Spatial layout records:
|---|
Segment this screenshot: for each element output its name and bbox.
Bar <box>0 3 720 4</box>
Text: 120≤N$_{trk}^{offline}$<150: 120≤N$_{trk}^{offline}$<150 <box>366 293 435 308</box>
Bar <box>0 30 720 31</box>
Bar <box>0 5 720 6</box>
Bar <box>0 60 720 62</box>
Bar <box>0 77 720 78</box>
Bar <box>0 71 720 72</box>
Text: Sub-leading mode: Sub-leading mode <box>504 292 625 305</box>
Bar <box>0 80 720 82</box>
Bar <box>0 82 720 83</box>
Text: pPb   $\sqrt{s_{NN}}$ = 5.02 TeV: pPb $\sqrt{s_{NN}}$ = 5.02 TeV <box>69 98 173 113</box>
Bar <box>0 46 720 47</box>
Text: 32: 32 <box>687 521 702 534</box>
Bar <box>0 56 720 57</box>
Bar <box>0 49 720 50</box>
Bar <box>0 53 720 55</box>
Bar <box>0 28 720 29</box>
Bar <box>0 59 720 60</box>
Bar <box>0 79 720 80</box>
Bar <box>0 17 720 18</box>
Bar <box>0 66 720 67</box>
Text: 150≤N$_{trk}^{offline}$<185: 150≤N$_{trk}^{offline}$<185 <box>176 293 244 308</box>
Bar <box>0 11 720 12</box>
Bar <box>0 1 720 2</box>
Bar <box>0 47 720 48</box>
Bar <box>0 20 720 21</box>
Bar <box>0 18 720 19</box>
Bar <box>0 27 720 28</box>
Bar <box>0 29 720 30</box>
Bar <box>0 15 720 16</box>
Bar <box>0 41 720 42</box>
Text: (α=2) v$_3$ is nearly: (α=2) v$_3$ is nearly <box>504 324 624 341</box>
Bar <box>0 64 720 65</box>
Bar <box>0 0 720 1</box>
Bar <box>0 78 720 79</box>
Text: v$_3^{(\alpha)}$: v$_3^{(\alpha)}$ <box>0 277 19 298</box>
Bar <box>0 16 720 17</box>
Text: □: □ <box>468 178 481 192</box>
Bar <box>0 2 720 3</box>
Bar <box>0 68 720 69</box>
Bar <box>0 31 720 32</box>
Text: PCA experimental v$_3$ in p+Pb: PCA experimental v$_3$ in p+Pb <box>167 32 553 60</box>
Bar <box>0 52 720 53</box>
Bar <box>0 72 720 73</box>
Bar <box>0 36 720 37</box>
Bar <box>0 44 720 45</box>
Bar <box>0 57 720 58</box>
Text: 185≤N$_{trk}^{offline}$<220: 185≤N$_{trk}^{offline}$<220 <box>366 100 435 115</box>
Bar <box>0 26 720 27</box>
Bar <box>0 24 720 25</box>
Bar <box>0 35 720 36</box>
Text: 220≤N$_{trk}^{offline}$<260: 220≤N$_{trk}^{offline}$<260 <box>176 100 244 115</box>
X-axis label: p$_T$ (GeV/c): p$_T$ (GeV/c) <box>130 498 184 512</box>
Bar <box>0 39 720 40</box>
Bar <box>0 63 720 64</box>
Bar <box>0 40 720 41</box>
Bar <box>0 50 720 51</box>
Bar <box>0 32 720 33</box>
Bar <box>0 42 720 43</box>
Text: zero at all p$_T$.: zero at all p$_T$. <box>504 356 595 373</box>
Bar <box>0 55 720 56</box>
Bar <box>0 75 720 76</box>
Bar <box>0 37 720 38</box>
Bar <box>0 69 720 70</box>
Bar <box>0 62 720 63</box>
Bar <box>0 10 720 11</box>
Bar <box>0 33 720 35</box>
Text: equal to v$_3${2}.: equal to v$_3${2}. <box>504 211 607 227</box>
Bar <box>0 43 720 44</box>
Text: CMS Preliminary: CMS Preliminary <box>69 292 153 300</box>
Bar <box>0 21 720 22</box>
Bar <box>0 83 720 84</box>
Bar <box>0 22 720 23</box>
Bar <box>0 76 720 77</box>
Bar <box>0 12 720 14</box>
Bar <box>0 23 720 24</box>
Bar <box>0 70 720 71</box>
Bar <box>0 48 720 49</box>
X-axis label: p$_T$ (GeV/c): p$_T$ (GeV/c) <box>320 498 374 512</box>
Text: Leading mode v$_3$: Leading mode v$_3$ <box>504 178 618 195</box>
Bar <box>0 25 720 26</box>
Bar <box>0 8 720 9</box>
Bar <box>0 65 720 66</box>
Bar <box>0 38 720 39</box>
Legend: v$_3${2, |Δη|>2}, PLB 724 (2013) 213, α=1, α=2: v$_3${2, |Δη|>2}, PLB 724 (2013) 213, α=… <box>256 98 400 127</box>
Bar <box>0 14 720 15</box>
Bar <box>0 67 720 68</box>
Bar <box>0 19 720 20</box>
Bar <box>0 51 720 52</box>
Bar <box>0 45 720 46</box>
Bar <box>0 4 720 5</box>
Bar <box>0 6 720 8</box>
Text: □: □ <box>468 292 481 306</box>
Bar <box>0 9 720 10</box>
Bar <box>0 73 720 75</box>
|---|
## DESCRIPTION OF THE TASK
Can you print every one of the records above again, character for character and in the same order?

## TASK OUTPUT
Segment this screenshot: for each element output its name and bbox.
Bar <box>0 3 720 4</box>
Text: 120≤N$_{trk}^{offline}$<150: 120≤N$_{trk}^{offline}$<150 <box>366 293 435 308</box>
Bar <box>0 30 720 31</box>
Bar <box>0 5 720 6</box>
Bar <box>0 60 720 62</box>
Bar <box>0 77 720 78</box>
Bar <box>0 71 720 72</box>
Text: Sub-leading mode: Sub-leading mode <box>504 292 625 305</box>
Bar <box>0 80 720 82</box>
Bar <box>0 82 720 83</box>
Text: pPb   $\sqrt{s_{NN}}$ = 5.02 TeV: pPb $\sqrt{s_{NN}}$ = 5.02 TeV <box>69 98 173 113</box>
Bar <box>0 46 720 47</box>
Text: 32: 32 <box>687 521 702 534</box>
Bar <box>0 56 720 57</box>
Bar <box>0 49 720 50</box>
Bar <box>0 53 720 55</box>
Bar <box>0 28 720 29</box>
Bar <box>0 59 720 60</box>
Bar <box>0 79 720 80</box>
Bar <box>0 17 720 18</box>
Bar <box>0 66 720 67</box>
Text: 150≤N$_{trk}^{offline}$<185: 150≤N$_{trk}^{offline}$<185 <box>176 293 244 308</box>
Bar <box>0 11 720 12</box>
Bar <box>0 1 720 2</box>
Bar <box>0 47 720 48</box>
Bar <box>0 20 720 21</box>
Bar <box>0 18 720 19</box>
Bar <box>0 27 720 28</box>
Bar <box>0 29 720 30</box>
Bar <box>0 15 720 16</box>
Bar <box>0 41 720 42</box>
Text: (α=2) v$_3$ is nearly: (α=2) v$_3$ is nearly <box>504 324 624 341</box>
Bar <box>0 64 720 65</box>
Bar <box>0 0 720 1</box>
Bar <box>0 78 720 79</box>
Text: v$_3^{(\alpha)}$: v$_3^{(\alpha)}$ <box>0 277 19 298</box>
Bar <box>0 16 720 17</box>
Text: □: □ <box>468 178 481 192</box>
Bar <box>0 2 720 3</box>
Bar <box>0 68 720 69</box>
Bar <box>0 31 720 32</box>
Text: PCA experimental v$_3$ in p+Pb: PCA experimental v$_3$ in p+Pb <box>167 32 553 60</box>
Bar <box>0 52 720 53</box>
Bar <box>0 72 720 73</box>
Bar <box>0 36 720 37</box>
Bar <box>0 44 720 45</box>
Bar <box>0 57 720 58</box>
Text: 185≤N$_{trk}^{offline}$<220: 185≤N$_{trk}^{offline}$<220 <box>366 100 435 115</box>
Bar <box>0 26 720 27</box>
Bar <box>0 24 720 25</box>
Bar <box>0 35 720 36</box>
Text: 220≤N$_{trk}^{offline}$<260: 220≤N$_{trk}^{offline}$<260 <box>176 100 244 115</box>
X-axis label: p$_T$ (GeV/c): p$_T$ (GeV/c) <box>130 498 184 512</box>
Bar <box>0 39 720 40</box>
Bar <box>0 63 720 64</box>
Bar <box>0 40 720 41</box>
Bar <box>0 50 720 51</box>
Bar <box>0 32 720 33</box>
Bar <box>0 42 720 43</box>
Text: zero at all p$_T$.: zero at all p$_T$. <box>504 356 595 373</box>
Bar <box>0 55 720 56</box>
Bar <box>0 75 720 76</box>
Bar <box>0 37 720 38</box>
Bar <box>0 69 720 70</box>
Bar <box>0 62 720 63</box>
Bar <box>0 10 720 11</box>
Bar <box>0 33 720 35</box>
Text: equal to v$_3${2}.: equal to v$_3${2}. <box>504 211 607 227</box>
Bar <box>0 43 720 44</box>
Text: CMS Preliminary: CMS Preliminary <box>69 292 153 300</box>
Bar <box>0 21 720 22</box>
Bar <box>0 83 720 84</box>
Bar <box>0 22 720 23</box>
Bar <box>0 76 720 77</box>
Bar <box>0 12 720 14</box>
Bar <box>0 23 720 24</box>
Bar <box>0 70 720 71</box>
Bar <box>0 48 720 49</box>
X-axis label: p$_T$ (GeV/c): p$_T$ (GeV/c) <box>320 498 374 512</box>
Text: Leading mode v$_3$: Leading mode v$_3$ <box>504 178 618 195</box>
Bar <box>0 25 720 26</box>
Bar <box>0 8 720 9</box>
Bar <box>0 65 720 66</box>
Bar <box>0 38 720 39</box>
Legend: v$_3${2, |Δη|>2}, PLB 724 (2013) 213, α=1, α=2: v$_3${2, |Δη|>2}, PLB 724 (2013) 213, α=… <box>256 98 400 127</box>
Bar <box>0 14 720 15</box>
Bar <box>0 67 720 68</box>
Bar <box>0 19 720 20</box>
Bar <box>0 51 720 52</box>
Bar <box>0 45 720 46</box>
Bar <box>0 4 720 5</box>
Bar <box>0 6 720 8</box>
Text: □: □ <box>468 292 481 306</box>
Bar <box>0 9 720 10</box>
Bar <box>0 73 720 75</box>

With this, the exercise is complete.